--- Record list ---

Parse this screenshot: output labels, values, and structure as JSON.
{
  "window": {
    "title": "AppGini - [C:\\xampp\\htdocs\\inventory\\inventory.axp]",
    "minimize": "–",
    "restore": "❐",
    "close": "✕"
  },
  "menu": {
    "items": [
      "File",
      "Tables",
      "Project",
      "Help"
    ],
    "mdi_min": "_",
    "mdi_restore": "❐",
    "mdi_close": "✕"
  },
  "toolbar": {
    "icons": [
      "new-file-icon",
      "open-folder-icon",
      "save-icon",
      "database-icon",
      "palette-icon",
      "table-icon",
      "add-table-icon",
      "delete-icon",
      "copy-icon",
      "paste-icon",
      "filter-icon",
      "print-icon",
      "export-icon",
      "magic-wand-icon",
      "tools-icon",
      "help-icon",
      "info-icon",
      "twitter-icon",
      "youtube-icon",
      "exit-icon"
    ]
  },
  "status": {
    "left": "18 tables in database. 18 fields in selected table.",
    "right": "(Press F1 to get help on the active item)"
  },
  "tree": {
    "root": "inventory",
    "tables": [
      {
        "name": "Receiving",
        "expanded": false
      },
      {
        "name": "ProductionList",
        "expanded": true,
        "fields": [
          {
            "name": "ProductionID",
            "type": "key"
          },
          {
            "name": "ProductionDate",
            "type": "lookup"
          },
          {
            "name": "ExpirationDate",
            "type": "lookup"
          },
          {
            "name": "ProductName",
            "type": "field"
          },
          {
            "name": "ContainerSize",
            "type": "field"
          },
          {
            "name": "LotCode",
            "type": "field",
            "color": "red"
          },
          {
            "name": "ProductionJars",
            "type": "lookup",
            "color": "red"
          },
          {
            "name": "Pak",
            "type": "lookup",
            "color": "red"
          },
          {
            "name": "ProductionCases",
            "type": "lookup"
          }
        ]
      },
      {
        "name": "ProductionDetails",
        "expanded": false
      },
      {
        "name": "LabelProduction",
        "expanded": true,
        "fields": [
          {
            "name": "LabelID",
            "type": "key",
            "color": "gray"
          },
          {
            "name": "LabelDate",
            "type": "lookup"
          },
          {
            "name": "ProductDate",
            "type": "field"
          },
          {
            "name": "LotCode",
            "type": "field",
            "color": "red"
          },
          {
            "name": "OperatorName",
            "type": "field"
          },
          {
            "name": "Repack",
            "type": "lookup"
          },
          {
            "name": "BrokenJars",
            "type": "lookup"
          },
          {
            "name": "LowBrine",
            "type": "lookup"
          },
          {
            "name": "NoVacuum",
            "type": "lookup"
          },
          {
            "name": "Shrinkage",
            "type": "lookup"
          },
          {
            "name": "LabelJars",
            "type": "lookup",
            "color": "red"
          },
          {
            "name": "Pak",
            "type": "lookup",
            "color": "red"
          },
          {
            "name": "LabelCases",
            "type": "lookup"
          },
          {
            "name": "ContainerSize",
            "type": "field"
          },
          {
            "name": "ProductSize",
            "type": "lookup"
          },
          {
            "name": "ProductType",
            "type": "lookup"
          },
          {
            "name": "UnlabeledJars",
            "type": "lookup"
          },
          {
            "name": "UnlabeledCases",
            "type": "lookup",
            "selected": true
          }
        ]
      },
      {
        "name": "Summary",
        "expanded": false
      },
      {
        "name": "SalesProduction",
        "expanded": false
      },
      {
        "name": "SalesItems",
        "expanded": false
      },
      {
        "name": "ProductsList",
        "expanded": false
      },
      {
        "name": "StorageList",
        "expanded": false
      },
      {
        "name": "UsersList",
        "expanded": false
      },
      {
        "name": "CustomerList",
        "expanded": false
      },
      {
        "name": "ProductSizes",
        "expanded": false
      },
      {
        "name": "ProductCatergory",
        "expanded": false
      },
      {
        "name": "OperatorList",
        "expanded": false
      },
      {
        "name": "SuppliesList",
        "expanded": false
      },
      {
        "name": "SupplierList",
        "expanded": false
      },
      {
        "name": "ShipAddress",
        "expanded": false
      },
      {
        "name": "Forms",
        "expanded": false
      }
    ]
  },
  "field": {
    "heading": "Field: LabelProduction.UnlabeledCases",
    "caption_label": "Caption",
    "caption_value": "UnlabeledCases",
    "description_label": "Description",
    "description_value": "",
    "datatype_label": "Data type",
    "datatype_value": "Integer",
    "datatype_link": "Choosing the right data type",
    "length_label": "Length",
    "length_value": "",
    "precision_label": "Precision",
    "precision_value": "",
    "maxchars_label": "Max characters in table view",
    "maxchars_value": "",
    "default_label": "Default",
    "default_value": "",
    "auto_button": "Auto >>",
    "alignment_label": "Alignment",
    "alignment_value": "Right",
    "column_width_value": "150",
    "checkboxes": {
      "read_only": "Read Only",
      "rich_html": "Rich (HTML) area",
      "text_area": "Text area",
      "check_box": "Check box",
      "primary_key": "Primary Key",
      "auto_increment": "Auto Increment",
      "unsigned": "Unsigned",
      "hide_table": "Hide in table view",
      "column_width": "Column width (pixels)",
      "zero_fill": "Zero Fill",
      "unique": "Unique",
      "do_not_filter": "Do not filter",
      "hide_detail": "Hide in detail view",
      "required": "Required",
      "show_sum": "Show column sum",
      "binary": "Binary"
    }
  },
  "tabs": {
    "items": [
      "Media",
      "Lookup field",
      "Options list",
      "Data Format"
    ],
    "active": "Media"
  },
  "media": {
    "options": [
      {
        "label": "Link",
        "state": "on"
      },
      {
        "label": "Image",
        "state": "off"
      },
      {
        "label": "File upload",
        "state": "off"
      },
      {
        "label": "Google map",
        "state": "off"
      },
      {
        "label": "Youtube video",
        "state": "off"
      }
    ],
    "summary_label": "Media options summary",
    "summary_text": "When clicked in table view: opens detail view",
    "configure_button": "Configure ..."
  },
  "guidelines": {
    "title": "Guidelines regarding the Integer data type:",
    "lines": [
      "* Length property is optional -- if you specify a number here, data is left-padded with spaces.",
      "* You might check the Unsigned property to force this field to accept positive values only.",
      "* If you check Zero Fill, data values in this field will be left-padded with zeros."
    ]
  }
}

---

> **Objective**:
Type the material above out again, exactly.

> **Written answer**:
Parse this screenshot: output labels, values, and structure as JSON.
{
  "window": {
    "title": "AppGini - [C:\\xampp\\htdocs\\inventory\\inventory.axp]",
    "minimize": "–",
    "restore": "❐",
    "close": "✕"
  },
  "menu": {
    "items": [
      "File",
      "Tables",
      "Project",
      "Help"
    ],
    "mdi_min": "_",
    "mdi_restore": "❐",
    "mdi_close": "✕"
  },
  "toolbar": {
    "icons": [
      "new-file-icon",
      "open-folder-icon",
      "save-icon",
      "database-icon",
      "palette-icon",
      "table-icon",
      "add-table-icon",
      "delete-icon",
      "copy-icon",
      "paste-icon",
      "filter-icon",
      "print-icon",
      "export-icon",
      "magic-wand-icon",
      "tools-icon",
      "help-icon",
      "info-icon",
      "twitter-icon",
      "youtube-icon",
      "exit-icon"
    ]
  },
  "status": {
    "left": "18 tables in database. 18 fields in selected table.",
    "right": "(Press F1 to get help on the active item)"
  },
  "tree": {
    "root": "inventory",
    "tables": [
      {
        "name": "Receiving",
        "expanded": false
      },
      {
        "name": "ProductionList",
        "expanded": true,
        "fields": [
          {
            "name": "ProductionID",
            "type": "key"
          },
          {
            "name": "ProductionDate",
            "type": "lookup"
          },
          {
            "name": "ExpirationDate",
            "type": "lookup"
          },
          {
            "name": "ProductName",
            "type": "field"
          },
          {
            "name": "ContainerSize",
            "type": "field"
          },
          {
            "name": "LotCode",
            "type": "field",
            "color": "red"
          },
          {
            "name": "ProductionJars",
            "type": "lookup",
            "color": "red"
          },
          {
            "name": "Pak",
            "type": "lookup",
            "color": "red"
          },
          {
            "name": "ProductionCases",
            "type": "lookup"
          }
        ]
      },
      {
        "name": "ProductionDetails",
        "expanded": false
      },
      {
        "name": "LabelProduction",
        "expanded": true,
        "fields": [
          {
            "name": "LabelID",
            "type": "key",
            "color": "gray"
          },
          {
            "name": "LabelDate",
            "type": "lookup"
          },
          {
            "name": "ProductDate",
            "type": "field"
          },
          {
            "name": "LotCode",
            "type": "field",
            "color": "red"
          },
          {
            "name": "OperatorName",
            "type": "field"
          },
          {
            "name": "Repack",
            "type": "lookup"
          },
          {
            "name": "BrokenJars",
            "type": "lookup"
          },
          {
            "name": "LowBrine",
            "type": "lookup"
          },
          {
            "name": "NoVacuum",
            "type": "lookup"
          },
          {
            "name": "Shrinkage",
            "type": "lookup"
          },
          {
            "name": "LabelJars",
            "type": "lookup",
            "color": "red"
          },
          {
            "name": "Pak",
            "type": "lookup",
            "color": "red"
          },
          {
            "name": "LabelCases",
            "type": "lookup"
          },
          {
            "name": "ContainerSize",
            "type": "field"
          },
          {
            "name": "ProductSize",
            "type": "lookup"
          },
          {
            "name": "ProductType",
            "type": "lookup"
          },
          {
            "name": "UnlabeledJars",
            "type": "lookup"
          },
          {
            "name": "UnlabeledCases",
            "type": "lookup",
            "selected": true
          }
        ]
      },
      {
        "name": "Summary",
        "expanded": false
      },
      {
        "name": "SalesProduction",
        "expanded": false
      },
      {
        "name": "SalesItems",
        "expanded": false
      },
      {
        "name": "ProductsList",
        "expanded": false
      },
      {
        "name": "StorageList",
        "expanded": false
      },
      {
        "name": "UsersList",
        "expanded": false
      },
      {
        "name": "CustomerList",
        "expanded": false
      },
      {
        "name": "ProductSizes",
        "expanded": false
      },
      {
        "name": "ProductCatergory",
        "expanded": false
      },
      {
        "name": "OperatorList",
        "expanded": false
      },
      {
        "name": "SuppliesList",
        "expanded": false
      },
      {
        "name": "SupplierList",
        "expanded": false
      },
      {
        "name": "ShipAddress",
        "expanded": false
      },
      {
        "name": "Forms",
        "expanded": false
      }
    ]
  },
  "field": {
    "heading": "Field: LabelProduction.UnlabeledCases",
    "caption_label": "Caption",
    "caption_value": "UnlabeledCases",
    "description_label": "Description",
    "description_value": "",
    "datatype_label": "Data type",
    "datatype_value": "Integer",
    "datatype_link": "Choosing the right data type",
    "length_label": "Length",
    "length_value": "",
    "precision_label": "Precision",
    "precision_value": "",
    "maxchars_label": "Max characters in table view",
    "maxchars_value": "",
    "default_label": "Default",
    "default_value": "",
    "auto_button": "Auto >>",
    "alignment_label": "Alignment",
    "alignment_value": "Right",
    "column_width_value": "150",
    "checkboxes": {
      "read_only": "Read Only",
      "rich_html": "Rich (HTML) area",
      "text_area": "Text area",
      "check_box": "Check box",
      "primary_key": "Primary Key",
      "auto_increment": "Auto Increment",
      "unsigned": "Unsigned",
      "hide_table": "Hide in table view",
      "column_width": "Column width (pixels)",
      "zero_fill": "Zero Fill",
      "unique": "Unique",
      "do_not_filter": "Do not filter",
      "hide_detail": "Hide in detail view",
      "required": "Required",
      "show_sum": "Show column sum",
      "binary": "Binary"
    }
  },
  "tabs": {
    "items": [
      "Media",
      "Lookup field",
      "Options list",
      "Data Format"
    ],
    "active": "Media"
  },
  "media": {
    "options": [
      {
        "label": "Link",
        "state": "on"
      },
      {
        "label": "Image",
        "state": "off"
      },
      {
        "label": "File upload",
        "state": "off"
      },
      {
        "label": "Google map",
        "state": "off"
      },
      {
        "label": "Youtube video",
        "state": "off"
      }
    ],
    "summary_label": "Media options summary",
    "summary_text": "When clicked in table view: opens detail view",
    "configure_button": "Configure ..."
  },
  "guidelines": {
    "title": "Guidelines regarding the Integer data type:",
    "lines": [
      "* Length property is optional -- if you specify a number here, data is left-padded with spaces.",
      "* You might check the Unsigned property to force this field to accept positive values only.",
      "* If you check Zero Fill, data values in this field will be left-padded with zeros."
    ]
  }
}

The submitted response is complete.